# WHAT YOU HAVE TO DO
In the listing below, locate the lines that hold the string "image". Copy those lines.

════════

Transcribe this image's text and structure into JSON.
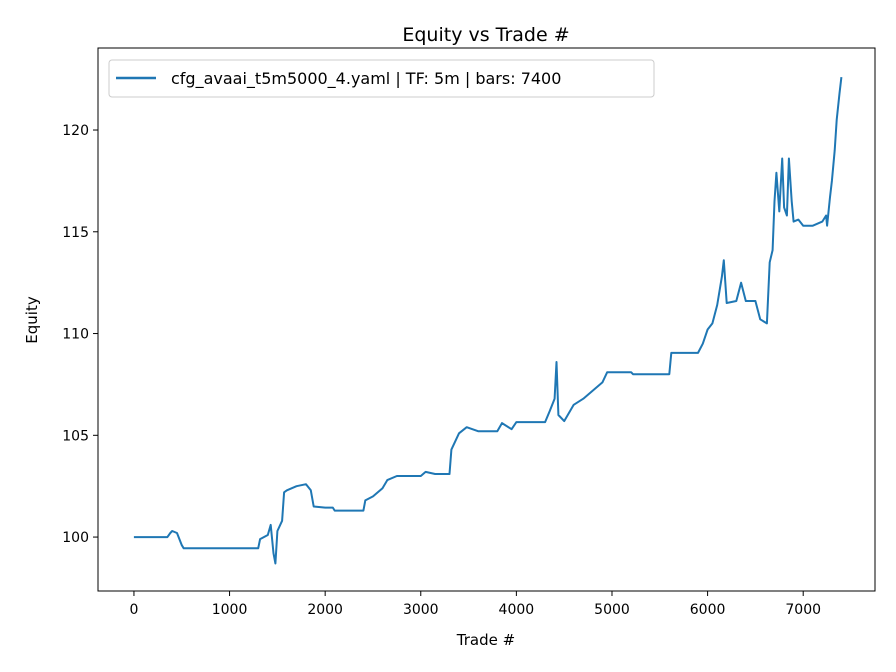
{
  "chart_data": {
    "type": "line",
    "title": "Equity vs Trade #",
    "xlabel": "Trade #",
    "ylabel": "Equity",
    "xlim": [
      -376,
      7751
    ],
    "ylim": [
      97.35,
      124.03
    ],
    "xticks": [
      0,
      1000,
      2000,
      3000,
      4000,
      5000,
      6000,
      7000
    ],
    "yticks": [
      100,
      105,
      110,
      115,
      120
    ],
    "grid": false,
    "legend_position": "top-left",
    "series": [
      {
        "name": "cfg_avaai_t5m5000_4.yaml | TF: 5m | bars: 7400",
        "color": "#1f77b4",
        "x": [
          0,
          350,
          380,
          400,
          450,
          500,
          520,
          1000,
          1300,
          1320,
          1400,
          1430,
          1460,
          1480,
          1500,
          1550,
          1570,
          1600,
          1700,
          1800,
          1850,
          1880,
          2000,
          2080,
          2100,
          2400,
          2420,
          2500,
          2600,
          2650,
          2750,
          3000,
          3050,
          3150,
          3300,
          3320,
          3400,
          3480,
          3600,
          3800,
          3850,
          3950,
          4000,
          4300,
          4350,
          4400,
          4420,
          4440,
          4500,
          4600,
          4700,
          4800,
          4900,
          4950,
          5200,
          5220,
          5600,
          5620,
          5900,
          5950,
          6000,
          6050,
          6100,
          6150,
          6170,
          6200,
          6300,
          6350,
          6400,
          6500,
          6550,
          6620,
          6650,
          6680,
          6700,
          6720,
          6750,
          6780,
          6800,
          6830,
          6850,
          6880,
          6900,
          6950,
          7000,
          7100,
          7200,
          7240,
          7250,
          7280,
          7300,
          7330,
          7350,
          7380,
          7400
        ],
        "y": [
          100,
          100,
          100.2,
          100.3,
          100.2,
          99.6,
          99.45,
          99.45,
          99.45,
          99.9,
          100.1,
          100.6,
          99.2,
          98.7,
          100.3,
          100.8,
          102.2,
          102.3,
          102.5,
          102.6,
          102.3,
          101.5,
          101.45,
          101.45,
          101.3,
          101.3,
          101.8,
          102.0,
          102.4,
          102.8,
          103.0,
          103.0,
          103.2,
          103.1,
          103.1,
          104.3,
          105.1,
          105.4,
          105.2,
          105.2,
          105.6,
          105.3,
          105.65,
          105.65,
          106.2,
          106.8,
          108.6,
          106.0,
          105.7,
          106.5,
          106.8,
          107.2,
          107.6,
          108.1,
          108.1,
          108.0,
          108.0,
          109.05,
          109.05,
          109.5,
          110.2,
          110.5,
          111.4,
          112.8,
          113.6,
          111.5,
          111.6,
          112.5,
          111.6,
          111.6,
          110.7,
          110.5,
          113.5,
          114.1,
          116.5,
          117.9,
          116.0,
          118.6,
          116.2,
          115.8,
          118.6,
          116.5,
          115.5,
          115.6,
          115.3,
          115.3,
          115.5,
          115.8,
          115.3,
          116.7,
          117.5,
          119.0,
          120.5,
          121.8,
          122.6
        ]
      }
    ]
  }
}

════════

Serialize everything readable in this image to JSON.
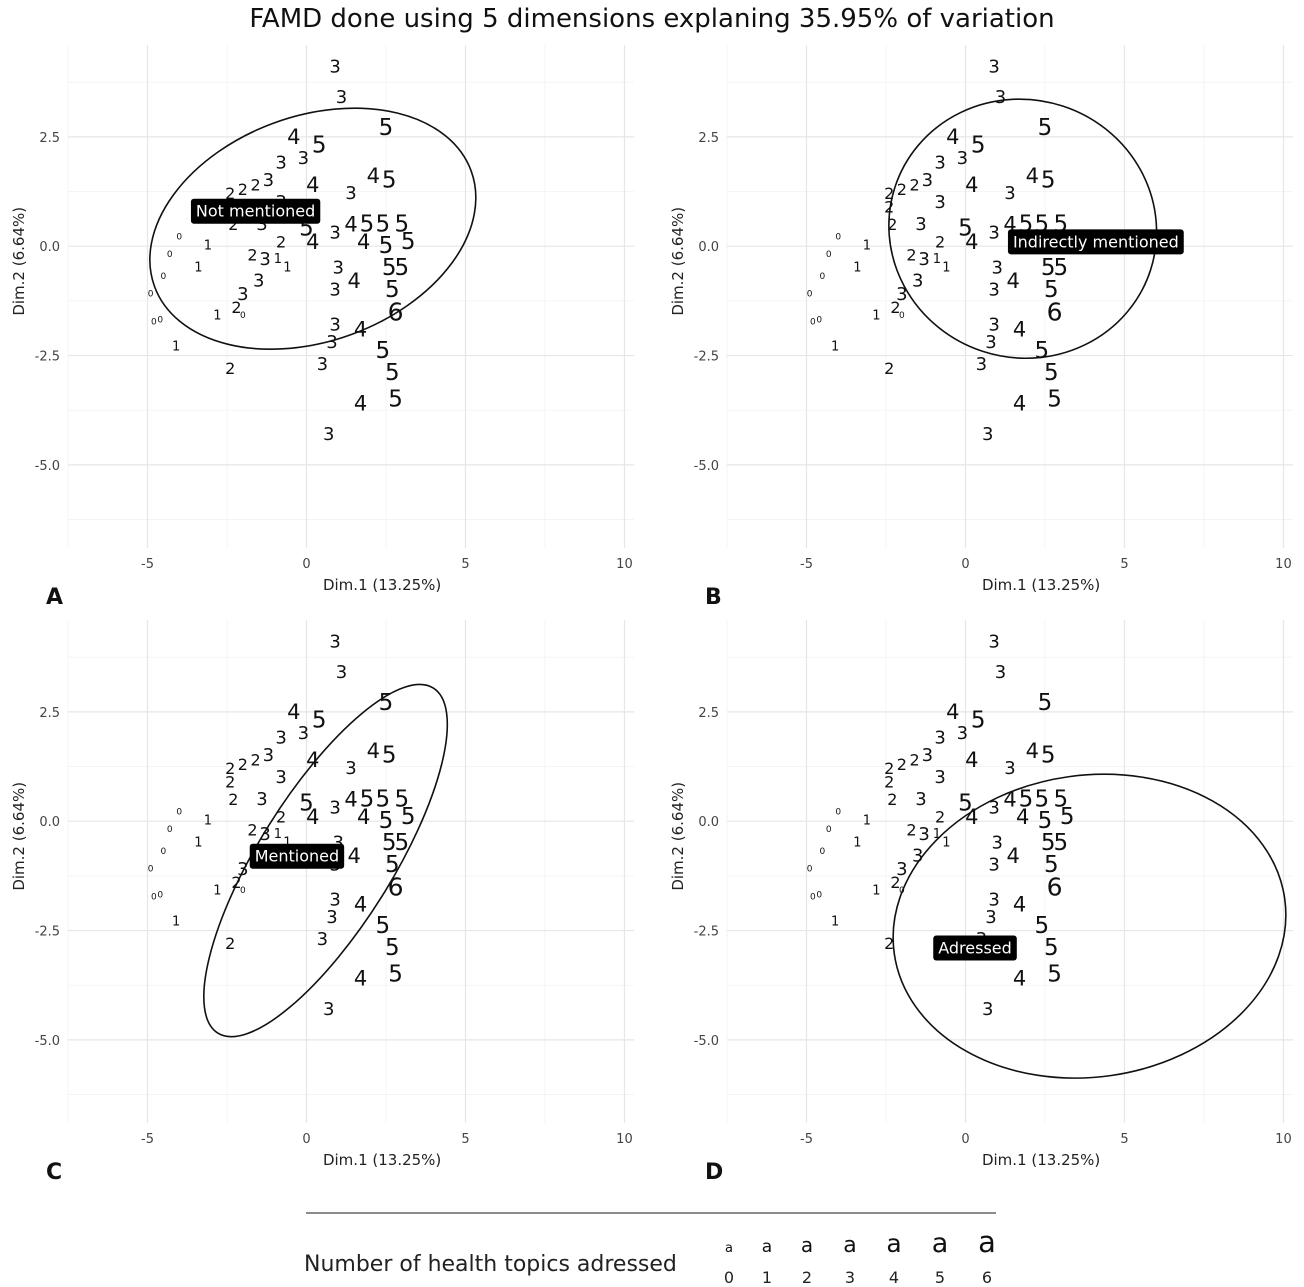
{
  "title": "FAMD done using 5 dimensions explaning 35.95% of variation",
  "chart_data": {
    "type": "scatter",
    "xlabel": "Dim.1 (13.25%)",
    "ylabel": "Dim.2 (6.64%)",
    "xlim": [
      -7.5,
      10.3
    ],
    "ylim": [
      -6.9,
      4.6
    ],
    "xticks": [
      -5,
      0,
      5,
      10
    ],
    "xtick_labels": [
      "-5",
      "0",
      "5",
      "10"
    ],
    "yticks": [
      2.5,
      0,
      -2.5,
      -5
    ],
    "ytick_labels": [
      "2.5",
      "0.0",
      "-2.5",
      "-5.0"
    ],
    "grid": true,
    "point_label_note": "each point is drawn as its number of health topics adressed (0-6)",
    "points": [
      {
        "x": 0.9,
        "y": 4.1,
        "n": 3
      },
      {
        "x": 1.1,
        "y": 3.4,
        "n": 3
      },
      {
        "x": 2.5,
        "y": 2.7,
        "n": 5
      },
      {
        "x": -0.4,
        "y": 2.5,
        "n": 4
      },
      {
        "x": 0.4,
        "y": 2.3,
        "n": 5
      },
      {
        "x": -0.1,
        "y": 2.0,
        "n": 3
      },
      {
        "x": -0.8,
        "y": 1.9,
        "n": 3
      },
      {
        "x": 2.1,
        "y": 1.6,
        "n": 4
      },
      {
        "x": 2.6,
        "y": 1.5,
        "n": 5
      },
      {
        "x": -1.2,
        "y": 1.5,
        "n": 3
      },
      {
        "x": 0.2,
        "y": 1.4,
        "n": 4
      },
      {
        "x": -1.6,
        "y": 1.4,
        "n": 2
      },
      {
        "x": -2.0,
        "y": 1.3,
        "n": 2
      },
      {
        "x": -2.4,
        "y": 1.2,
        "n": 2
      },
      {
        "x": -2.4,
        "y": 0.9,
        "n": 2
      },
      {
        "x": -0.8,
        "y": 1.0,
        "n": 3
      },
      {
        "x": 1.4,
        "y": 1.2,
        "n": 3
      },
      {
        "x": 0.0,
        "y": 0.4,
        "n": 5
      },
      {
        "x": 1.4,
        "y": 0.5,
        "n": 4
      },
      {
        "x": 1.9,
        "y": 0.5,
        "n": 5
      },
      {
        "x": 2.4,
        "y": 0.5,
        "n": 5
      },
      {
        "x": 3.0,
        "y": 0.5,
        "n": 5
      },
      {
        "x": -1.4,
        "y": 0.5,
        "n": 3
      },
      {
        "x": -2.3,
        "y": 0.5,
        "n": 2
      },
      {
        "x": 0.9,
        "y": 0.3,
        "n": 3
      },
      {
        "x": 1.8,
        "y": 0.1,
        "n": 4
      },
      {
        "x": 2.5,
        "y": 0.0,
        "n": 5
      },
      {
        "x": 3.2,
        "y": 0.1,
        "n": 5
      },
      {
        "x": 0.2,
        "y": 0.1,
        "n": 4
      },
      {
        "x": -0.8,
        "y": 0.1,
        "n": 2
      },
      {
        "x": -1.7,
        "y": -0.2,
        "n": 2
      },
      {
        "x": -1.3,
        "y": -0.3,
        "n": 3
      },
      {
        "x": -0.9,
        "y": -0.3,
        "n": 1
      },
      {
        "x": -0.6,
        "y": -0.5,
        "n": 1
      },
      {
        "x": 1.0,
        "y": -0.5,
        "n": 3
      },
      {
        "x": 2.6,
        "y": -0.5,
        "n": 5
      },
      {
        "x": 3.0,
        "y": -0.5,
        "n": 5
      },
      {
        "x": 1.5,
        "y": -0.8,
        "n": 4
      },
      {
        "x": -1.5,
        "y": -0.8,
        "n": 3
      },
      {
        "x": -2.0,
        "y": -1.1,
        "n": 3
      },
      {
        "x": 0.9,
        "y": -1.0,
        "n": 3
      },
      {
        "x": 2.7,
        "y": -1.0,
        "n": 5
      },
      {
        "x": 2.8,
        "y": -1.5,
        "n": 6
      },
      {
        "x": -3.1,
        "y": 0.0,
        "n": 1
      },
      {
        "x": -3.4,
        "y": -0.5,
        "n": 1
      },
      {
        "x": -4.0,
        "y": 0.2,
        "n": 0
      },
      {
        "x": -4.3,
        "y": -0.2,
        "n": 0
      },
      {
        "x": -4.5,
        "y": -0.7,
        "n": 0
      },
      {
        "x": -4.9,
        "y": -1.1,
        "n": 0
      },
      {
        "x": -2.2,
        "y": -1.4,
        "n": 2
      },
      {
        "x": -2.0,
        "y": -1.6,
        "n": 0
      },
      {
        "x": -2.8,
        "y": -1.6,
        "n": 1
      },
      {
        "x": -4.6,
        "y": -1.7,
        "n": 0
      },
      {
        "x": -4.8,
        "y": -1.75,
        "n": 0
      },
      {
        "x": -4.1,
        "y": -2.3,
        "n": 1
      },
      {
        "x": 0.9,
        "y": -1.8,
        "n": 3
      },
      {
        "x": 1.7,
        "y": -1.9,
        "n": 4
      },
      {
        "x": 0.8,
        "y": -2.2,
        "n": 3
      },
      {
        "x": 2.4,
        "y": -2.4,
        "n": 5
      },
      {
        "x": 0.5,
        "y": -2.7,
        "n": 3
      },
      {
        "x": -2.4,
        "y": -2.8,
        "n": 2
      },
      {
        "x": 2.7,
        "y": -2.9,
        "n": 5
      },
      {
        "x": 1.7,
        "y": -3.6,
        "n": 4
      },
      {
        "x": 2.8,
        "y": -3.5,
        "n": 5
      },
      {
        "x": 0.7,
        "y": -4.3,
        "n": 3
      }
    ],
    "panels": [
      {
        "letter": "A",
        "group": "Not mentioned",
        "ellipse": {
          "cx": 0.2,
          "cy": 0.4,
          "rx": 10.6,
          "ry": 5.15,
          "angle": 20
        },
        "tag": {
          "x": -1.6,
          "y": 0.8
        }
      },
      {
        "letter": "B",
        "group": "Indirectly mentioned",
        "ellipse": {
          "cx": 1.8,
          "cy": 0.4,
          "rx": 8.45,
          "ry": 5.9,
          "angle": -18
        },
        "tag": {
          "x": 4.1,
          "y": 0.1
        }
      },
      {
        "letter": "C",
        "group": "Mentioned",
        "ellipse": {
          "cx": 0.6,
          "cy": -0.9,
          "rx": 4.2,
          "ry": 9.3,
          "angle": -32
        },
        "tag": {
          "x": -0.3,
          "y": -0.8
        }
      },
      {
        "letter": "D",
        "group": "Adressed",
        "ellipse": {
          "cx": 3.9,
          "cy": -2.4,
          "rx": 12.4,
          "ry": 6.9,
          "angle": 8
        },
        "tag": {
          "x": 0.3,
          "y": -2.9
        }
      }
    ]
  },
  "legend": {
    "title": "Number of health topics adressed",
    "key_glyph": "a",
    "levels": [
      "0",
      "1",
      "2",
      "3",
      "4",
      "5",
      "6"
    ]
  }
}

════════

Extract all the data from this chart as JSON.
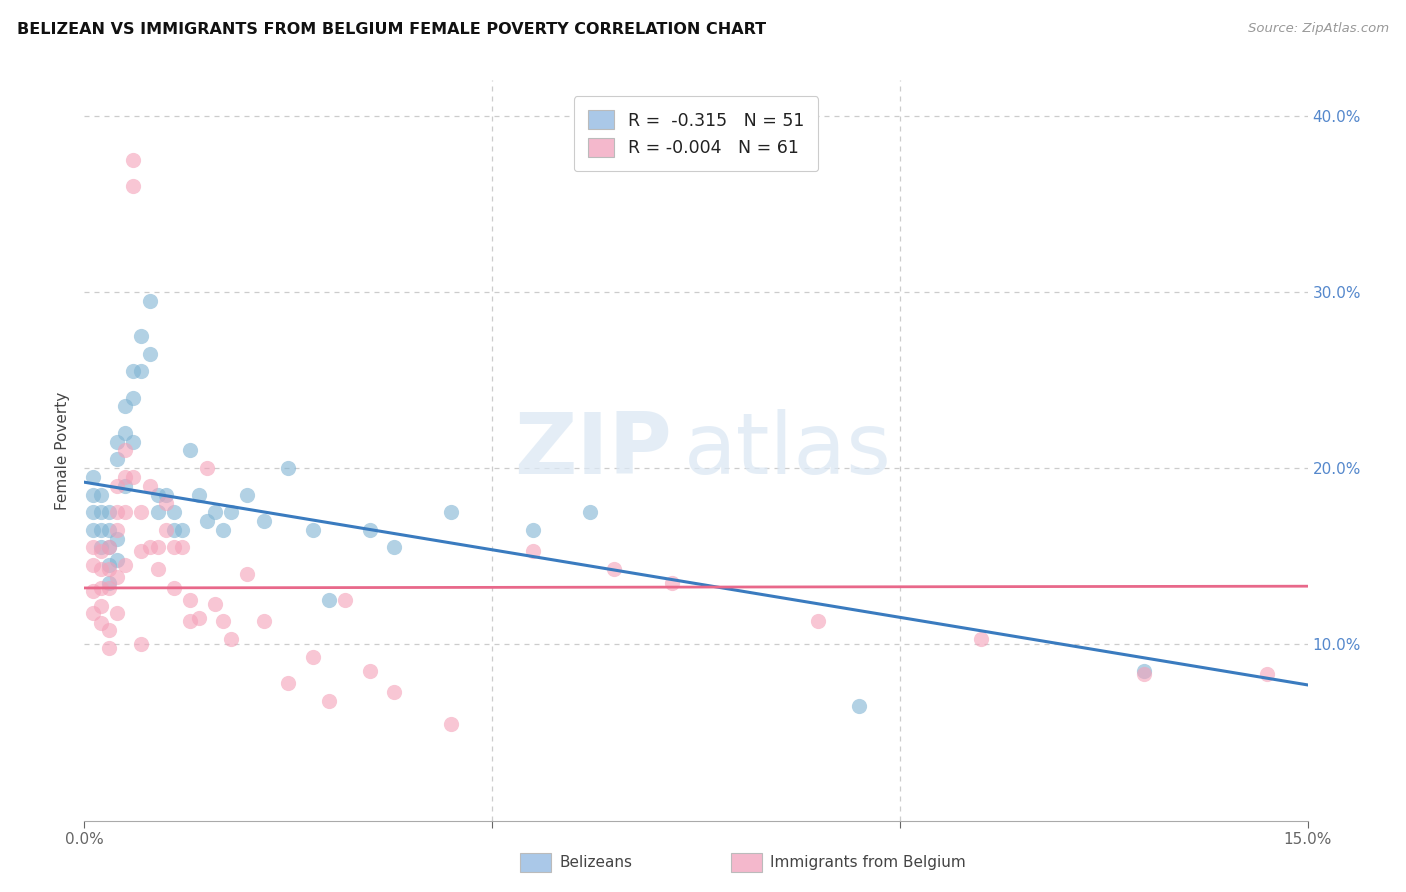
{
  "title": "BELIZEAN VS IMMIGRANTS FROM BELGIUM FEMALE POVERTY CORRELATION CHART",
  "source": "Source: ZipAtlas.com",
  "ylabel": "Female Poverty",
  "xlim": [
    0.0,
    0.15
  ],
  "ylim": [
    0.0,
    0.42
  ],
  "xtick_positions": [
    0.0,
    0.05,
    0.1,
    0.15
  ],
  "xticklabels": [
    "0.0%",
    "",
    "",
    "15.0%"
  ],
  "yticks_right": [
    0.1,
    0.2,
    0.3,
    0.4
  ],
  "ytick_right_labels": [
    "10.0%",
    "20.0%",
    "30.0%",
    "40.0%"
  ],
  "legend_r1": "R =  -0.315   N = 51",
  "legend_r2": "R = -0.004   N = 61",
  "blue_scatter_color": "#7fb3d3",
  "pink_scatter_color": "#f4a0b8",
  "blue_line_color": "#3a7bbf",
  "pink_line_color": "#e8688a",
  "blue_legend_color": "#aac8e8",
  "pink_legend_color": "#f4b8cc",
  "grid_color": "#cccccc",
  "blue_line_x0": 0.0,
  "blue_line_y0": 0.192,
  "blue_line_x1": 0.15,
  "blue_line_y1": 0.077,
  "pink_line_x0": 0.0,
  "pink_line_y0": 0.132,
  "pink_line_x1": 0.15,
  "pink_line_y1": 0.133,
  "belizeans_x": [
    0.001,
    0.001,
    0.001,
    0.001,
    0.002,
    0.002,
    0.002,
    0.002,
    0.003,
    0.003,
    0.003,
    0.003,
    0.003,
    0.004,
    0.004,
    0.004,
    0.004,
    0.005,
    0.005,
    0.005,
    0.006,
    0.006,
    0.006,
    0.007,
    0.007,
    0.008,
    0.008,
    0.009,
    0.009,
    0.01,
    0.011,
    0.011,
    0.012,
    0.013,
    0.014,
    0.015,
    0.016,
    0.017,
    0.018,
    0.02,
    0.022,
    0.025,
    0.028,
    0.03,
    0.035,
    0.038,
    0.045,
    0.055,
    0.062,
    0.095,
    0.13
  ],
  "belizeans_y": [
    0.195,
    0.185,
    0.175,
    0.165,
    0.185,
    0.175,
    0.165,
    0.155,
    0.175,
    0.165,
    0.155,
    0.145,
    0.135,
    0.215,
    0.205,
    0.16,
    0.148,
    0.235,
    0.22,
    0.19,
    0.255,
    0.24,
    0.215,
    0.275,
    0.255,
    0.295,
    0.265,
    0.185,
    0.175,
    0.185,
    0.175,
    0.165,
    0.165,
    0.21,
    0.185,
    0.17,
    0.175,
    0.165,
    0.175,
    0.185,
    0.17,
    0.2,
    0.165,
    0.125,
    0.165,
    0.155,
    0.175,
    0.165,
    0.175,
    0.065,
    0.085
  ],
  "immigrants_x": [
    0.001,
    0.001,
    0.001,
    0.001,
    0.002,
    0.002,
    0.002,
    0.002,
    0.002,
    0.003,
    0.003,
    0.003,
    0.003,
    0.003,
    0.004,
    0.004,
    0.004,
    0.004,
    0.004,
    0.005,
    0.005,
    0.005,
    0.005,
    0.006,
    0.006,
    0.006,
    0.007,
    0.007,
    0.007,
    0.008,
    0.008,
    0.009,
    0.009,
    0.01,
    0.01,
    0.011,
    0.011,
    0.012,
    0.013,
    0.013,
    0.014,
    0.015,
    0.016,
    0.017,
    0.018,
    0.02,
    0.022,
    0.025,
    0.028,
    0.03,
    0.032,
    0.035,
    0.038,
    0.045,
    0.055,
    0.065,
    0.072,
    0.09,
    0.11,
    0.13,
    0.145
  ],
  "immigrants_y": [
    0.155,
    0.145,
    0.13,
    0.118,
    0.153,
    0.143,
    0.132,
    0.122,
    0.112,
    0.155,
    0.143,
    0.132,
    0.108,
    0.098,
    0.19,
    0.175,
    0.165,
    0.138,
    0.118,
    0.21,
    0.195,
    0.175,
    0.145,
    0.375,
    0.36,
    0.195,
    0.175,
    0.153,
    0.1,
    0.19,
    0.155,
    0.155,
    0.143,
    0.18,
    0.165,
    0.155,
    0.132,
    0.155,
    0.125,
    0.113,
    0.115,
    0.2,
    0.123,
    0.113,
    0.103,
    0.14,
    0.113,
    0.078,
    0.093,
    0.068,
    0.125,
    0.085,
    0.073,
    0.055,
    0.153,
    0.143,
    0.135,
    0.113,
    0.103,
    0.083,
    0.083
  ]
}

════════

# RESPONSE
Transcribe this image's text and structure into JSON.
Serialize everything readable in this image to JSON.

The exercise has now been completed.